**What to work on:** Extract the full listing verbatim and drop any pictures from your copy.

- - - -

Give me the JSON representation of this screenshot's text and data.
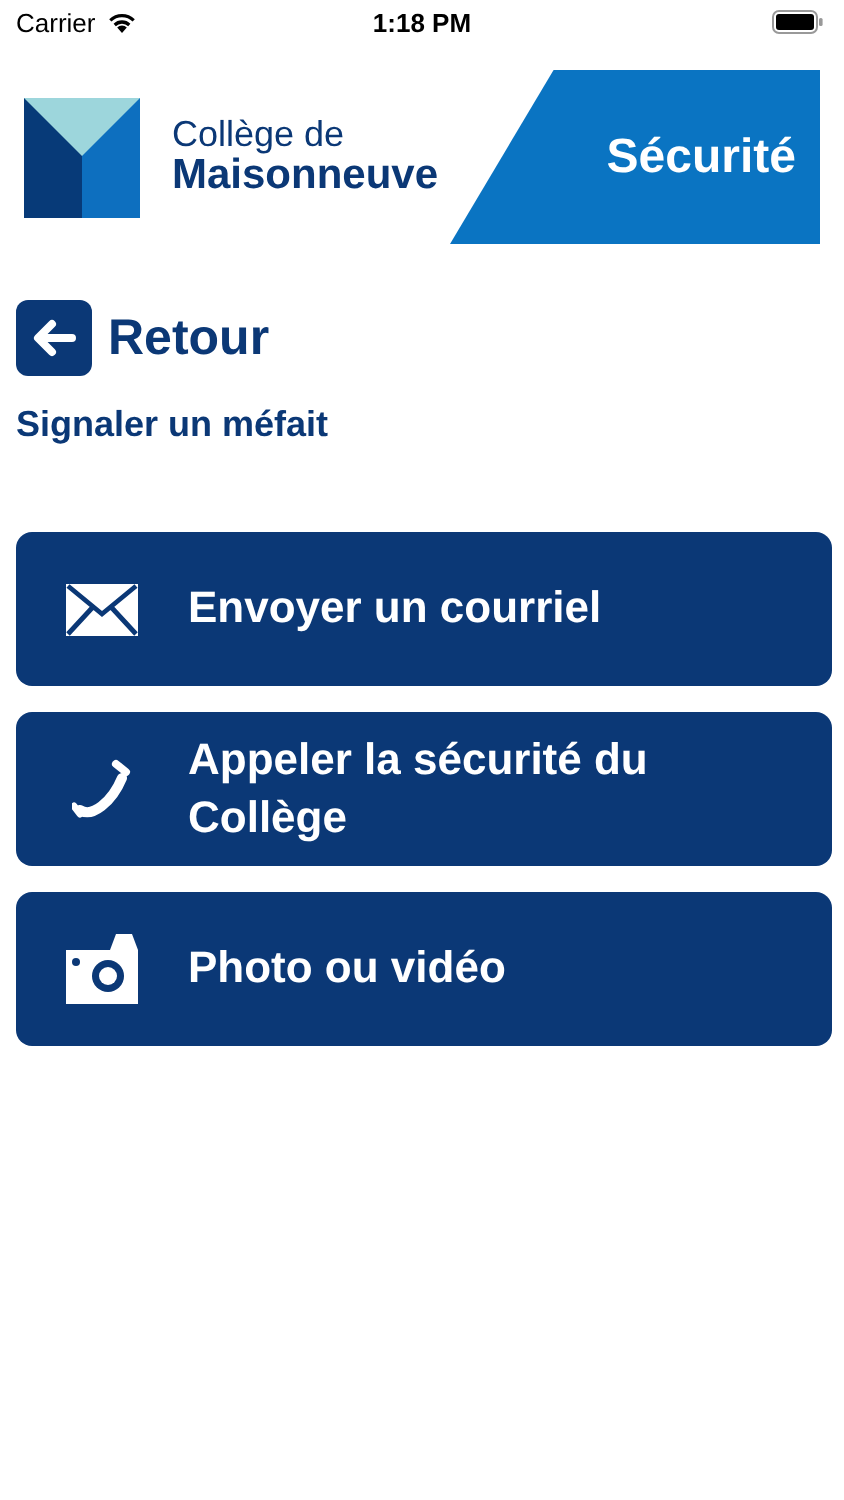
{
  "status_bar": {
    "carrier": "Carrier",
    "time": "1:18 PM"
  },
  "header": {
    "logo_line_1": "Collège de",
    "logo_line_2": "Maisonneuve",
    "banner": "Sécurité"
  },
  "back_button": {
    "label": "Retour"
  },
  "subtitle": "Signaler un méfait",
  "actions": [
    {
      "kind": "email",
      "label": "Envoyer un courriel"
    },
    {
      "kind": "phone",
      "label": "Appeler la sécurité du Collège"
    },
    {
      "kind": "camera",
      "label": "Photo ou vidéo"
    }
  ]
}
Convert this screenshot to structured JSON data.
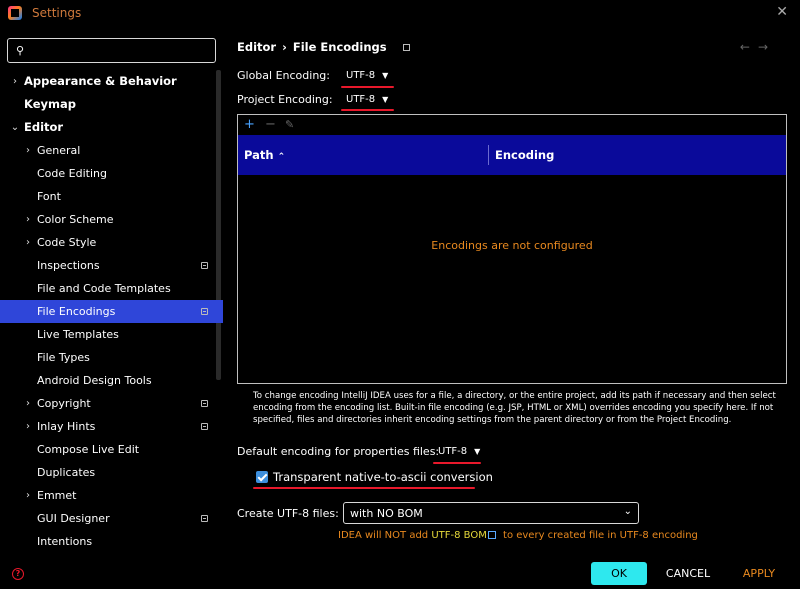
{
  "window": {
    "title": "Settings"
  },
  "sidebar": {
    "search_placeholder": "",
    "items": [
      {
        "label": "Appearance & Behavior",
        "expander": "›"
      },
      {
        "label": "Keymap"
      },
      {
        "label": "Editor",
        "expander": "⌄"
      },
      {
        "label": "General",
        "expander": "›"
      },
      {
        "label": "Code Editing"
      },
      {
        "label": "Font"
      },
      {
        "label": "Color Scheme",
        "expander": "›"
      },
      {
        "label": "Code Style",
        "expander": "›"
      },
      {
        "label": "Inspections"
      },
      {
        "label": "File and Code Templates"
      },
      {
        "label": "File Encodings"
      },
      {
        "label": "Live Templates"
      },
      {
        "label": "File Types"
      },
      {
        "label": "Android Design Tools"
      },
      {
        "label": "Copyright",
        "expander": "›"
      },
      {
        "label": "Inlay Hints",
        "expander": "›"
      },
      {
        "label": "Compose Live Edit"
      },
      {
        "label": "Duplicates"
      },
      {
        "label": "Emmet",
        "expander": "›"
      },
      {
        "label": "GUI Designer"
      },
      {
        "label": "Intentions"
      }
    ]
  },
  "breadcrumb": {
    "parent": "Editor",
    "separator": "›",
    "current": "File Encodings"
  },
  "nav": {
    "back": "←",
    "forward": "→"
  },
  "encoding": {
    "global_label": "Global Encoding:",
    "global_value": "UTF-8",
    "project_label": "Project Encoding:",
    "project_value": "UTF-8",
    "combo_arrow": "▼"
  },
  "table": {
    "toolbar": {
      "add": "+",
      "remove": "−",
      "edit": "✎"
    },
    "col_path": "Path",
    "sort_indicator": "⌃",
    "col_encoding": "Encoding",
    "empty_text": "Encodings are not configured"
  },
  "help_text": "To change encoding IntelliJ IDEA uses for a file, a directory, or the entire project, add its path if necessary and then select encoding from the encoding list. Built-in file encoding (e.g. JSP, HTML or XML) overrides encoding you specify here. If not specified, files and directories inherit encoding settings from the parent directory or from the Project Encoding.",
  "properties": {
    "label": "Default encoding for properties files:",
    "value": "UTF-8",
    "checkbox_label": "Transparent native-to-ascii conversion",
    "checked": true
  },
  "bom": {
    "label": "Create UTF-8 files:",
    "value": "with NO BOM",
    "chevron": "⌄",
    "note_prefix": "IDEA will NOT add ",
    "note_highlight": "UTF-8 BOM",
    "note_suffix": " to every created file in UTF-8 encoding"
  },
  "footer": {
    "help": "?",
    "ok": "OK",
    "cancel": "CANCEL",
    "apply": "APPLY"
  },
  "colors": {
    "selection": "#2f46d9",
    "table_header": "#0a0a9a",
    "warning_orange": "#e8891f",
    "ok_button": "#2ee8ee",
    "annotation_red": "#e8182b"
  }
}
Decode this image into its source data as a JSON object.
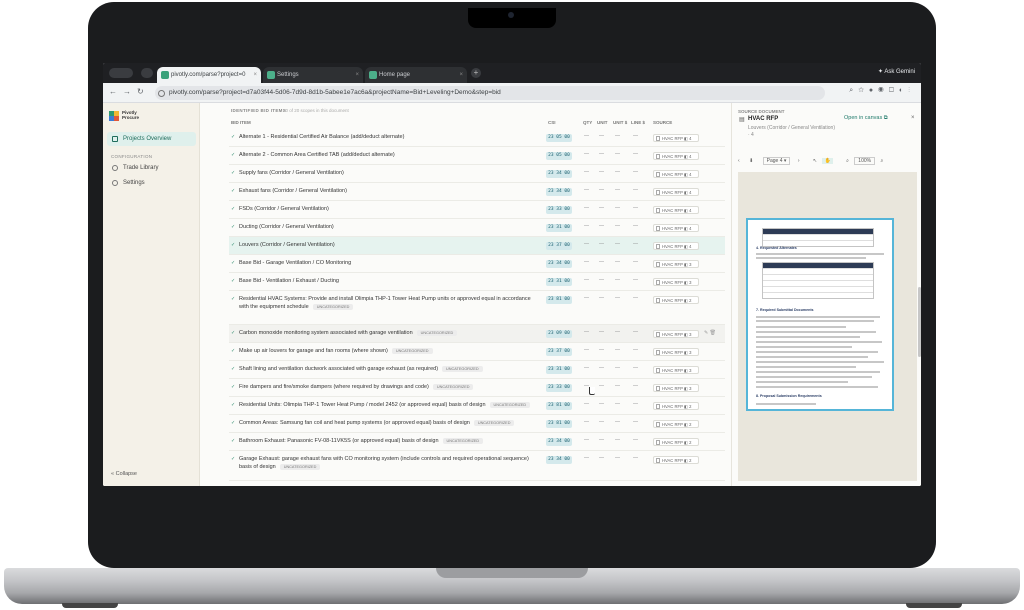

- - - -

**Solution to this exercise:**
Give me the JSON representation of this screenshot's text and data.
{
  "status_bar": {
    "carrier": "Carrier",
    "time": "1:18 PM"
  },
  "header": {
    "logo_line_1": "Collège de",
    "logo_line_2": "Maisonneuve",
    "banner": "Sécurité"
  },
  "back_button": {
    "label": "Retour"
  },
  "subtitle": "Signaler un méfait",
  "actions": [
    {
      "kind": "email",
      "label": "Envoyer un courriel"
    },
    {
      "kind": "phone",
      "label": "Appeler la sécurité du Collège"
    },
    {
      "kind": "camera",
      "label": "Photo ou vidéo"
    }
  ]
}
Convert this screenshot to structured JSON data.
{
  "window": {
    "title": "Settings"
  },
  "sidebar": {
    "search_placeholder": "",
    "items": [
      {
        "label": "Appearance & Behavior",
        "expander": "›"
      },
      {
        "label": "Keymap"
      },
      {
        "label": "Editor",
        "expander": "⌄"
      },
      {
        "label": "General",
        "expander": "›"
      },
      {
        "label": "Code Editing"
      },
      {
        "label": "Font"
      },
      {
        "label": "Color Scheme",
        "expander": "›"
      },
      {
        "label": "Code Style",
        "expander": "›"
      },
      {
        "label": "Inspections"
      },
      {
        "label": "File and Code Templates"
      },
      {
        "label": "File Encodings"
      },
      {
        "label": "Live Templates"
      },
      {
        "label": "File Types"
      },
      {
        "label": "Android Design Tools"
      },
      {
        "label": "Copyright",
        "expander": "›"
      },
      {
        "label": "Inlay Hints",
        "expander": "›"
      },
      {
        "label": "Compose Live Edit"
      },
      {
        "label": "Duplicates"
      },
      {
        "label": "Emmet",
        "expander": "›"
      },
      {
        "label": "GUI Designer"
      },
      {
        "label": "Intentions"
      }
    ]
  },
  "breadcrumb": {
    "parent": "Editor",
    "separator": "›",
    "current": "File Encodings"
  },
  "nav": {
    "back": "←",
    "forward": "→"
  },
  "encoding": {
    "global_label": "Global Encoding:",
    "global_value": "UTF-8",
    "project_label": "Project Encoding:",
    "project_value": "UTF-8",
    "combo_arrow": "▼"
  },
  "table": {
    "toolbar": {
      "add": "+",
      "remove": "−",
      "edit": "✎"
    },
    "col_path": "Path",
    "sort_indicator": "⌃",
    "col_encoding": "Encoding",
    "empty_text": "Encodings are not configured"
  },
  "help_text": "To change encoding IntelliJ IDEA uses for a file, a directory, or the entire project, add its path if necessary and then select encoding from the encoding list. Built-in file encoding (e.g. JSP, HTML or XML) overrides encoding you specify here. If not specified, files and directories inherit encoding settings from the parent directory or from the Project Encoding.",
  "properties": {
    "label": "Default encoding for properties files:",
    "value": "UTF-8",
    "checkbox_label": "Transparent native-to-ascii conversion",
    "checked": true
  },
  "bom": {
    "label": "Create UTF-8 files:",
    "value": "with NO BOM",
    "chevron": "⌄",
    "note_prefix": "IDEA will NOT add ",
    "note_highlight": "UTF-8 BOM",
    "note_suffix": " to every created file in UTF-8 encoding"
  },
  "footer": {
    "help": "?",
    "ok": "OK",
    "cancel": "CANCEL",
    "apply": "APPLY"
  },
  "colors": {
    "selection": "#2f46d9",
    "table_header": "#0a0a9a",
    "warning_orange": "#e8891f",
    "ok_button": "#2ee8ee",
    "annotation_red": "#e8182b"
  }
}
Decode this image into its source data as a JSON object.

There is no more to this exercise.